>> Start Data provided

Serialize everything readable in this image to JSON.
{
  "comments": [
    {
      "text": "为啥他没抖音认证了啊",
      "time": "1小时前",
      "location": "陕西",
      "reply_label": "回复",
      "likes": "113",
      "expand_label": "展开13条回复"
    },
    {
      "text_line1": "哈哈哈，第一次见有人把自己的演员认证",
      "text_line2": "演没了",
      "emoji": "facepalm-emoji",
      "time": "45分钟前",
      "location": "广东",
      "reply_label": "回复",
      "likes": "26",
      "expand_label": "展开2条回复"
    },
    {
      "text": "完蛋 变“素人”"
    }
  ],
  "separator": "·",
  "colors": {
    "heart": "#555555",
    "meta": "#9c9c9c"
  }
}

>> End Data provided

▶ _What is required_:
Would you restate each of the entries word for word?

▶ _Complete response_:
Serialize everything readable in this image to JSON.
{
  "comments": [
    {
      "text": "为啥他没抖音认证了啊",
      "time": "1小时前",
      "location": "陕西",
      "reply_label": "回复",
      "likes": "113",
      "expand_label": "展开13条回复"
    },
    {
      "text_line1": "哈哈哈，第一次见有人把自己的演员认证",
      "text_line2": "演没了",
      "emoji": "facepalm-emoji",
      "time": "45分钟前",
      "location": "广东",
      "reply_label": "回复",
      "likes": "26",
      "expand_label": "展开2条回复"
    },
    {
      "text": "完蛋 变“素人”"
    }
  ],
  "separator": "·",
  "colors": {
    "heart": "#555555",
    "meta": "#9c9c9c"
  }
}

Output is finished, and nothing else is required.